WRITTEN TASK - What is the number of lines containing the word "title"? Give that number alone.
+===+
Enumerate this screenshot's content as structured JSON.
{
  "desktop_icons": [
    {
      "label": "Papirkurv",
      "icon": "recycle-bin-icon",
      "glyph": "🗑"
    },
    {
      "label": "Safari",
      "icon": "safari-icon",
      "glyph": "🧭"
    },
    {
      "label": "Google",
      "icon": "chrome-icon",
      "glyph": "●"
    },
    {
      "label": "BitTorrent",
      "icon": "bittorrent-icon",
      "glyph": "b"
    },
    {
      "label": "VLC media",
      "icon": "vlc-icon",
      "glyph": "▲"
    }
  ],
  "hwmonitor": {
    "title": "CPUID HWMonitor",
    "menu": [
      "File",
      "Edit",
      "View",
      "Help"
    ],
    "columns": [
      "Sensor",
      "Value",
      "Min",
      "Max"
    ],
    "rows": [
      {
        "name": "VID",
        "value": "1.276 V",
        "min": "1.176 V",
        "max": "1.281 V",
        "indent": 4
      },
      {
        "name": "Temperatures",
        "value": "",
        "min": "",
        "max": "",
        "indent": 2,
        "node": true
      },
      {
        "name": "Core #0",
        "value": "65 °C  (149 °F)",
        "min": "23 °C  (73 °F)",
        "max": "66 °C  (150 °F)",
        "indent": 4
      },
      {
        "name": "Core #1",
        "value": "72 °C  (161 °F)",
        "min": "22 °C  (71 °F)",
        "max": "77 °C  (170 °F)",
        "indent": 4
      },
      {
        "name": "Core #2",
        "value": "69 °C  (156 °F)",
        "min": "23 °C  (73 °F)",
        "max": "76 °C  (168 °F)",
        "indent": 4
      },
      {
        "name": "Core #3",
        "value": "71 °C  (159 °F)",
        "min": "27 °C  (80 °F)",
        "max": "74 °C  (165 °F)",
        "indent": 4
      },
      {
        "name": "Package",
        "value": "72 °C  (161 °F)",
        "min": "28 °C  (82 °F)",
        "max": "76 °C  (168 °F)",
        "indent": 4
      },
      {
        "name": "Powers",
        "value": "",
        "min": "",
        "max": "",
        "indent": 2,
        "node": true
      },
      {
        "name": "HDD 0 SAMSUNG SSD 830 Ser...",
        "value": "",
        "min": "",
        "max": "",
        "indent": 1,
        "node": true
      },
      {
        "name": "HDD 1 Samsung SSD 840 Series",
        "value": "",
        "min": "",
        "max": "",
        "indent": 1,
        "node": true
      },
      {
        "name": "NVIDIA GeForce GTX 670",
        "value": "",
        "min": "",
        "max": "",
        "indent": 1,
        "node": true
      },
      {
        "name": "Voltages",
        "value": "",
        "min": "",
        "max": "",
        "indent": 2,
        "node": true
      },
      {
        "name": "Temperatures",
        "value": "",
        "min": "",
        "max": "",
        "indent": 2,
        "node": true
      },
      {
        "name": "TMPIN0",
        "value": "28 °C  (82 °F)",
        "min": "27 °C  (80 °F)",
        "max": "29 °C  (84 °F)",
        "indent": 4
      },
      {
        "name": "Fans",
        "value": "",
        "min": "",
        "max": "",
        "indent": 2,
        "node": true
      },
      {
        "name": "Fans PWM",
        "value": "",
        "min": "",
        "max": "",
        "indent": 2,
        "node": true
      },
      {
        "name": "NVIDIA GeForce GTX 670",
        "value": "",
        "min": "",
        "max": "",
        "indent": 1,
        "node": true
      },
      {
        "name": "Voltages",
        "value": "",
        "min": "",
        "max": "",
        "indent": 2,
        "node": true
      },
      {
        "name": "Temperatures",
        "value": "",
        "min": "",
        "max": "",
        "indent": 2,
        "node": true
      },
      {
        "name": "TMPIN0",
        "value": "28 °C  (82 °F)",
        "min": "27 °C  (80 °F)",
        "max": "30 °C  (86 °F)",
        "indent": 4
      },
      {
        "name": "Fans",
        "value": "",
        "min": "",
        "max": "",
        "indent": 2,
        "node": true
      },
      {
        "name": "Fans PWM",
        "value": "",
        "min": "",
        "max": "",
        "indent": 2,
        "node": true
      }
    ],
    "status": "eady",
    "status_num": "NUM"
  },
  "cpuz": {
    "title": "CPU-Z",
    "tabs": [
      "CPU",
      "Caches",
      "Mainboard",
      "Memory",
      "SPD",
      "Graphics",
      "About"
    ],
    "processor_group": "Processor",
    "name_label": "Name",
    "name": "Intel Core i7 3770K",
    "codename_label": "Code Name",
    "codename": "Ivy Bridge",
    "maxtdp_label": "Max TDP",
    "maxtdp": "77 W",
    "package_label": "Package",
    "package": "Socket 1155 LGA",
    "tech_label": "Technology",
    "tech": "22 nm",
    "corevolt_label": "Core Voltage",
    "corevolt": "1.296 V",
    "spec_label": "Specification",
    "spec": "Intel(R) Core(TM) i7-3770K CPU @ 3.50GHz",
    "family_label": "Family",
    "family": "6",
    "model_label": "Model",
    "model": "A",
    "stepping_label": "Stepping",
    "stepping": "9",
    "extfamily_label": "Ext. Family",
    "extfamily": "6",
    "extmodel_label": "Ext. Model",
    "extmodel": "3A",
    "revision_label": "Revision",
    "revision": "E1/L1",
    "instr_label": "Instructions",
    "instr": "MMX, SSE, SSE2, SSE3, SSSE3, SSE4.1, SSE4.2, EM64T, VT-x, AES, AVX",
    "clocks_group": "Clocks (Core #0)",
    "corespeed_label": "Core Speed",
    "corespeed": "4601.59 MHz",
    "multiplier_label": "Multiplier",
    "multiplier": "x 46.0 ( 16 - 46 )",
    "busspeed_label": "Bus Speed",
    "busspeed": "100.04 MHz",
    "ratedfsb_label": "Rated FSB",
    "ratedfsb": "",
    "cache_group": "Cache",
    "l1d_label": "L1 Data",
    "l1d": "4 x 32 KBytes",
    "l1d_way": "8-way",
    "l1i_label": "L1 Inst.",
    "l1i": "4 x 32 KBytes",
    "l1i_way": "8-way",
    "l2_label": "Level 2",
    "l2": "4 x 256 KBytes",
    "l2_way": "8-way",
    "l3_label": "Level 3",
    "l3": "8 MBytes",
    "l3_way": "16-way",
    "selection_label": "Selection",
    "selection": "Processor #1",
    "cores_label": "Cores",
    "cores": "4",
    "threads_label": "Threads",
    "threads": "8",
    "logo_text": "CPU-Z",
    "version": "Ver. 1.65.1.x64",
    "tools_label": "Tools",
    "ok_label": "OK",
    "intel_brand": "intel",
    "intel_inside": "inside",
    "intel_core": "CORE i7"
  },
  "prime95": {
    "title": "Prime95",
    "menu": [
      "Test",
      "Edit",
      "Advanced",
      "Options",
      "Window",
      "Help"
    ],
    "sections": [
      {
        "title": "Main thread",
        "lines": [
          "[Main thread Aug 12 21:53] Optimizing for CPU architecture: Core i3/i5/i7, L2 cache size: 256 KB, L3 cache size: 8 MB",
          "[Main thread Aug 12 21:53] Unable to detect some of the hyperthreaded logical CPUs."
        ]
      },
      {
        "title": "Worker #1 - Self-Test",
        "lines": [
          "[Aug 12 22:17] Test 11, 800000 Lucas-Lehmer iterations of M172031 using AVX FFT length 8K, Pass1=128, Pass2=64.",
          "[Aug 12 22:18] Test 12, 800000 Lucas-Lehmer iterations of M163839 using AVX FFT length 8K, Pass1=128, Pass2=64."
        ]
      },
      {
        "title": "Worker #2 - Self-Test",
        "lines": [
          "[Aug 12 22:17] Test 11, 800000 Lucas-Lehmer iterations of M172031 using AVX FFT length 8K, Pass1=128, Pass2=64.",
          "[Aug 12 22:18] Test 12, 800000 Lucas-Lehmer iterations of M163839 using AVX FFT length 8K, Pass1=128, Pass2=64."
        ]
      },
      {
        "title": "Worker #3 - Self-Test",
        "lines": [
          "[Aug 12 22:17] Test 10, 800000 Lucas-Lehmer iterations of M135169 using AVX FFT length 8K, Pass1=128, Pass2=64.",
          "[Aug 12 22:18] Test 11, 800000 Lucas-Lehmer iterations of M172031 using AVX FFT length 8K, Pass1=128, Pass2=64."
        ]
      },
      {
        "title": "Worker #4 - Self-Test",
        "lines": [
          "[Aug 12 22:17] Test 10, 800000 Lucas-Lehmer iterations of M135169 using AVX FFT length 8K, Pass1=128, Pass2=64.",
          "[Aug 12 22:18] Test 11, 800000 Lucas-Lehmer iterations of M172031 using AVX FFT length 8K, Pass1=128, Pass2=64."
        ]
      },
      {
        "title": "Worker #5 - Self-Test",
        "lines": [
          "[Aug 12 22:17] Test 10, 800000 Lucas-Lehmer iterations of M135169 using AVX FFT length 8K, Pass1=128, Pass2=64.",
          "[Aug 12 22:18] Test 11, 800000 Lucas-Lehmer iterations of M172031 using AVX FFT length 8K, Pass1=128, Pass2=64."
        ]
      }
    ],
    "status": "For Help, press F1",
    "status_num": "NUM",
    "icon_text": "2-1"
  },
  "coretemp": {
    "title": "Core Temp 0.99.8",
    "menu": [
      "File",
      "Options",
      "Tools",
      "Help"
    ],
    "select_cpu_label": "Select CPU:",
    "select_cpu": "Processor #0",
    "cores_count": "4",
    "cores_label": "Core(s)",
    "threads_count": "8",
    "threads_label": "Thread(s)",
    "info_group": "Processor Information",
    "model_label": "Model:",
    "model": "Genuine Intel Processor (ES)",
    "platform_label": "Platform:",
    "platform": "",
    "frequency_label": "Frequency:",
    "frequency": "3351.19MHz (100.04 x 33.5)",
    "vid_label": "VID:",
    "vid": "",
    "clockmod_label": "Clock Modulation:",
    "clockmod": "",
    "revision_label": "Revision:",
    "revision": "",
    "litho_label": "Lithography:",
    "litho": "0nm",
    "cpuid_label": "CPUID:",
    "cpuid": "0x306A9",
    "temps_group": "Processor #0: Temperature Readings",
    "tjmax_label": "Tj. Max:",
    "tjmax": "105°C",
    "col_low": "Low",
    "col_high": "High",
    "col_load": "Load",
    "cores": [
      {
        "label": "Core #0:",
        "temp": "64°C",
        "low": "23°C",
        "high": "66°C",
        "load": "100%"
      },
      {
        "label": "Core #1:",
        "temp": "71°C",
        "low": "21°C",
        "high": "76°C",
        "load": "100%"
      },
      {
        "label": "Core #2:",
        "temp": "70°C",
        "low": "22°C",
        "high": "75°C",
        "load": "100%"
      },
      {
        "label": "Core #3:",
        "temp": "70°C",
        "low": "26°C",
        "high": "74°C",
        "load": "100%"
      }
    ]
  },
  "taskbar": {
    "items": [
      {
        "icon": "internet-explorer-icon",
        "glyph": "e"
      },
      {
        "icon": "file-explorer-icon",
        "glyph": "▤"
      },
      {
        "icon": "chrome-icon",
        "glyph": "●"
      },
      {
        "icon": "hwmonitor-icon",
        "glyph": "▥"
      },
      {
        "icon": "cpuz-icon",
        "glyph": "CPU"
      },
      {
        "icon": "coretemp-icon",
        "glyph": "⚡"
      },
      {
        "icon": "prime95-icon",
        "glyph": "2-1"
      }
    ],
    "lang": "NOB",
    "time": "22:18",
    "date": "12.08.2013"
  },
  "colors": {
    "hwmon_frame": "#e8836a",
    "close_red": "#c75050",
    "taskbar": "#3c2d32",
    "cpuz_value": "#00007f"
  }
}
+===+
TASK RESPONSE - 10